WHAT IS ASKED:
Repeat every record below exactly, omitting any pictures.

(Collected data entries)
---------------

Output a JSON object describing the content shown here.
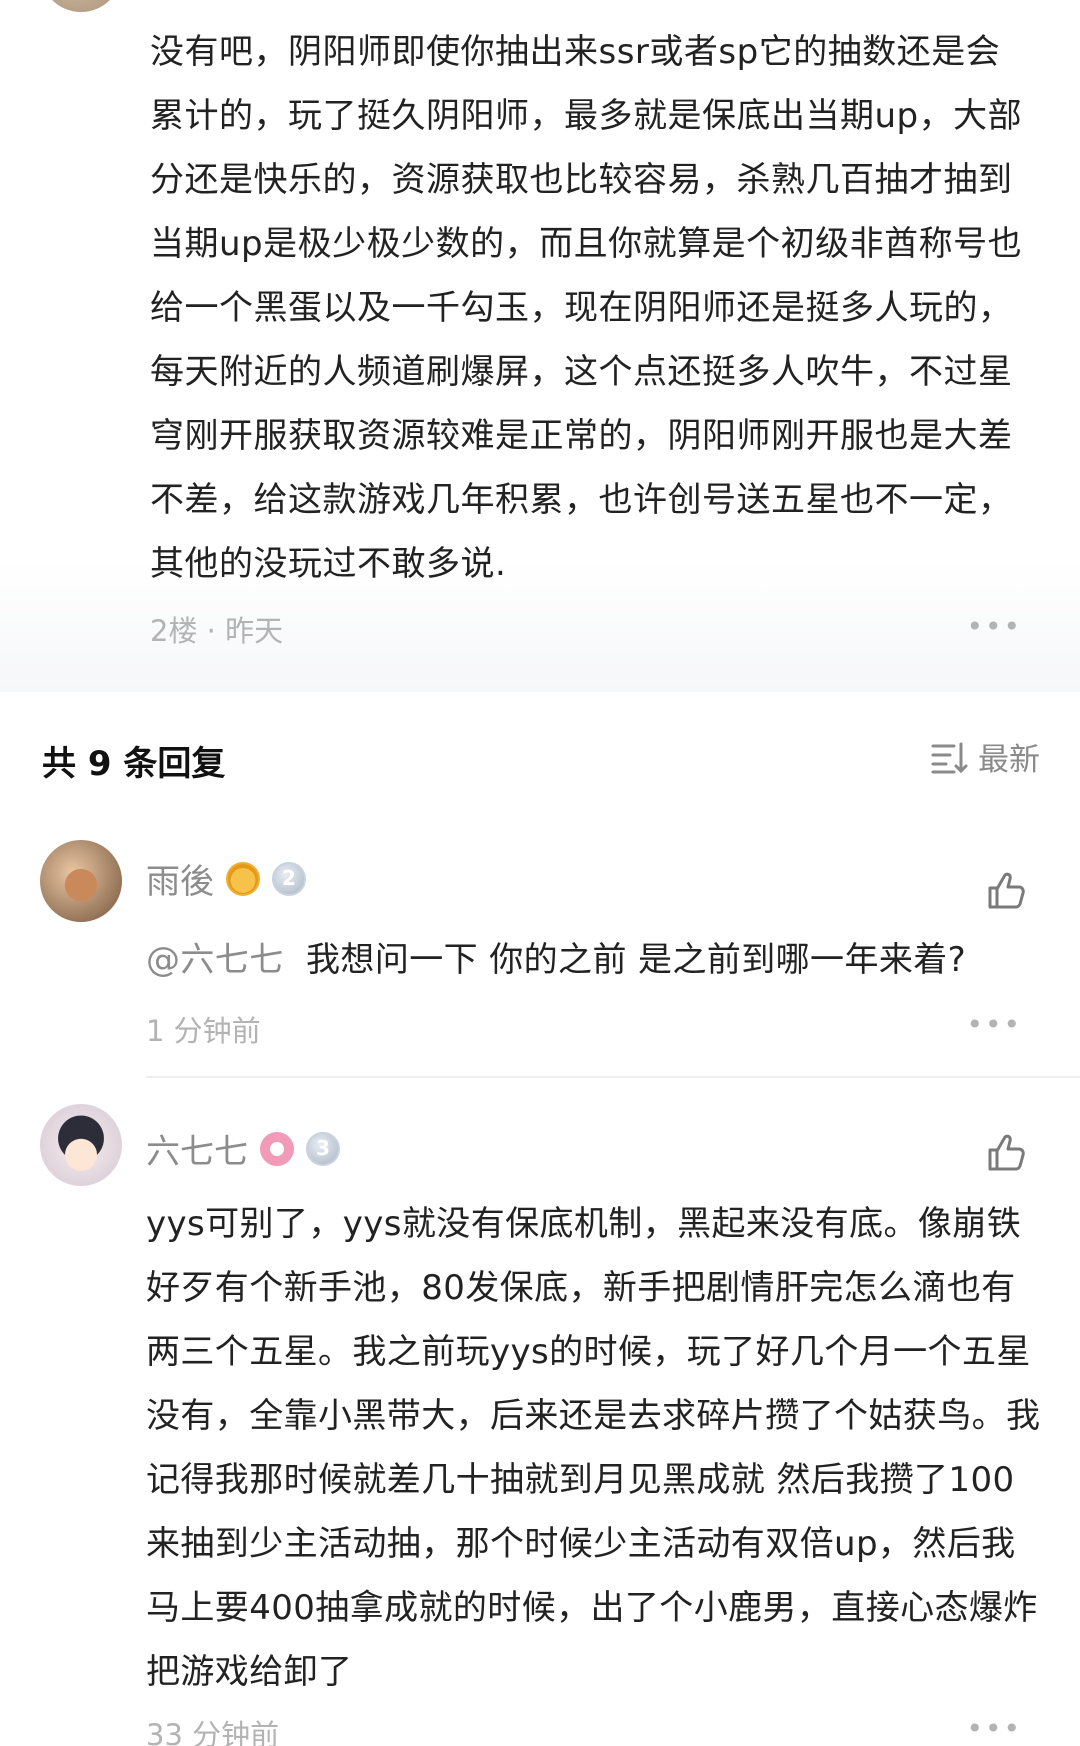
{
  "main_post": {
    "text": "没有吧，阴阳师即使你抽出来ssr或者sp它的抽数还是会累计的，玩了挺久阴阳师，最多就是保底出当期up，大部分还是快乐的，资源获取也比较容易，杀熟几百抽才抽到当期up是极少极少数的，而且你就算是个初级非酋称号也给一个黑蛋以及一千勾玉，现在阴阳师还是挺多人玩的，每天附近的人频道刷爆屏，这个点还挺多人吹牛，不过星穹刚开服获取资源较难是正常的，阴阳师刚开服也是大差不差，给这款游戏几年积累，也许创号送五星也不一定，其他的没玩过不敢多说.",
    "meta": "2楼 · 昨天"
  },
  "replies_section": {
    "title": "共 9 条回复",
    "sort_label": "最新"
  },
  "replies": [
    {
      "username": "雨後",
      "level": "2",
      "mention": "@六七七",
      "text": "我想问一下 你的之前 是之前到哪一年来着?",
      "time": "1 分钟前"
    },
    {
      "username": "六七七",
      "level": "3",
      "text": "yys可别了，yys就没有保底机制，黑起来没有底。像崩铁好歹有个新手池，80发保底，新手把剧情肝完怎么滴也有两三个五星。我之前玩yys的时候，玩了好几个月一个五星没有，全靠小黑带大，后来还是去求碎片攒了个姑获鸟。我记得我那时候就差几十抽就到月见黑成就 然后我攒了100来抽到少主活动抽，那个时候少主活动有双倍up，然后我马上要400抽拿成就的时候，出了个小鹿男，直接心态爆炸把游戏给卸了",
      "time": "33 分钟前"
    }
  ]
}
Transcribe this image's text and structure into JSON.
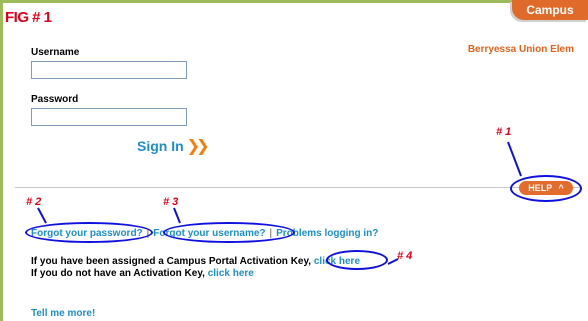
{
  "header": {
    "fig_label": "FIG # 1",
    "portal_title": "Campus Portal",
    "district": "Berryessa Union Elem"
  },
  "login": {
    "username_label": "Username",
    "username_value": "",
    "password_label": "Password",
    "password_value": "",
    "signin_label": "Sign In",
    "signin_chevron": "❯❯"
  },
  "help": {
    "label": "HELP",
    "caret": "^"
  },
  "annotations": {
    "a1": "# 1",
    "a2": "# 2",
    "a3": "# 3",
    "a4": "# 4"
  },
  "links": {
    "forgot_password": "Forgot your password?",
    "separator": "|",
    "forgot_username": "Forgot your username?",
    "problems": "Problems logging in?"
  },
  "activation": {
    "line1_text": "If you have been assigned a Campus Portal Activation Key,",
    "line1_link": "click here",
    "line2_text": "If you do not have an Activation Key,",
    "line2_link": "click here"
  },
  "footer": {
    "tell_more": "Tell me more!"
  },
  "colors": {
    "accent_orange": "#e36b2c",
    "link_blue": "#1e8fc6",
    "annotation_red": "#e0001b",
    "annotation_circle": "#1010e0"
  }
}
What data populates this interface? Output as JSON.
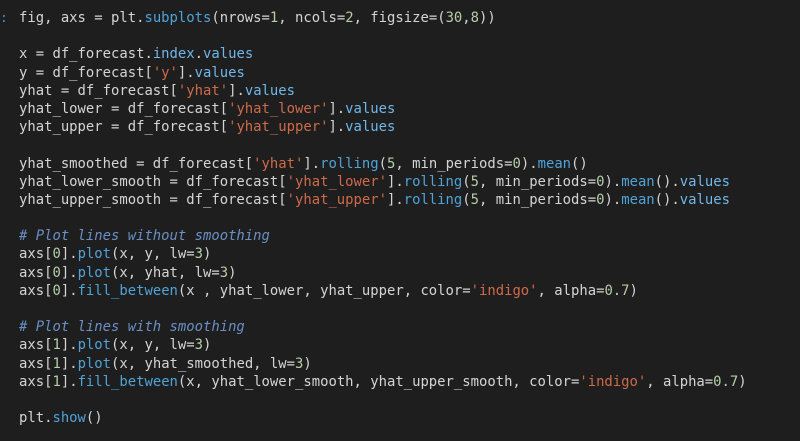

---------------

TASK RESULT:
Output a JSON object describing the content shown here.
{
  "main_post": {
    "text": "没有吧，阴阳师即使你抽出来ssr或者sp它的抽数还是会累计的，玩了挺久阴阳师，最多就是保底出当期up，大部分还是快乐的，资源获取也比较容易，杀熟几百抽才抽到当期up是极少极少数的，而且你就算是个初级非酋称号也给一个黑蛋以及一千勾玉，现在阴阳师还是挺多人玩的，每天附近的人频道刷爆屏，这个点还挺多人吹牛，不过星穹刚开服获取资源较难是正常的，阴阳师刚开服也是大差不差，给这款游戏几年积累，也许创号送五星也不一定，其他的没玩过不敢多说.",
    "meta": "2楼 · 昨天"
  },
  "replies_section": {
    "title": "共 9 条回复",
    "sort_label": "最新"
  },
  "replies": [
    {
      "username": "雨後",
      "level": "2",
      "mention": "@六七七",
      "text": "我想问一下 你的之前 是之前到哪一年来着?",
      "time": "1 分钟前"
    },
    {
      "username": "六七七",
      "level": "3",
      "text": "yys可别了，yys就没有保底机制，黑起来没有底。像崩铁好歹有个新手池，80发保底，新手把剧情肝完怎么滴也有两三个五星。我之前玩yys的时候，玩了好几个月一个五星没有，全靠小黑带大，后来还是去求碎片攒了个姑获鸟。我记得我那时候就差几十抽就到月见黑成就 然后我攒了100来抽到少主活动抽，那个时候少主活动有双倍up，然后我马上要400抽拿成就的时候，出了个小鹿男，直接心态爆炸把游戏给卸了",
      "time": "33 分钟前"
    }
  ]
}
Transcribe this image's text and structure into JSON.
{
  "header": {
    "fig_label": "FIG # 1",
    "portal_title": "Campus Portal",
    "district": "Berryessa Union Elem"
  },
  "login": {
    "username_label": "Username",
    "username_value": "",
    "password_label": "Password",
    "password_value": "",
    "signin_label": "Sign In",
    "signin_chevron": "❯❯"
  },
  "help": {
    "label": "HELP",
    "caret": "^"
  },
  "annotations": {
    "a1": "# 1",
    "a2": "# 2",
    "a3": "# 3",
    "a4": "# 4"
  },
  "links": {
    "forgot_password": "Forgot your password?",
    "separator": "|",
    "forgot_username": "Forgot your username?",
    "problems": "Problems logging in?"
  },
  "activation": {
    "line1_text": "If you have been assigned a Campus Portal Activation Key,",
    "line1_link": "click here",
    "line2_text": "If you do not have an Activation Key,",
    "line2_link": "click here"
  },
  "footer": {
    "tell_more": "Tell me more!"
  },
  "colors": {
    "accent_orange": "#e36b2c",
    "link_blue": "#1e8fc6",
    "annotation_red": "#e0001b",
    "annotation_circle": "#1010e0"
  }
}
What data populates this interface? Output as JSON.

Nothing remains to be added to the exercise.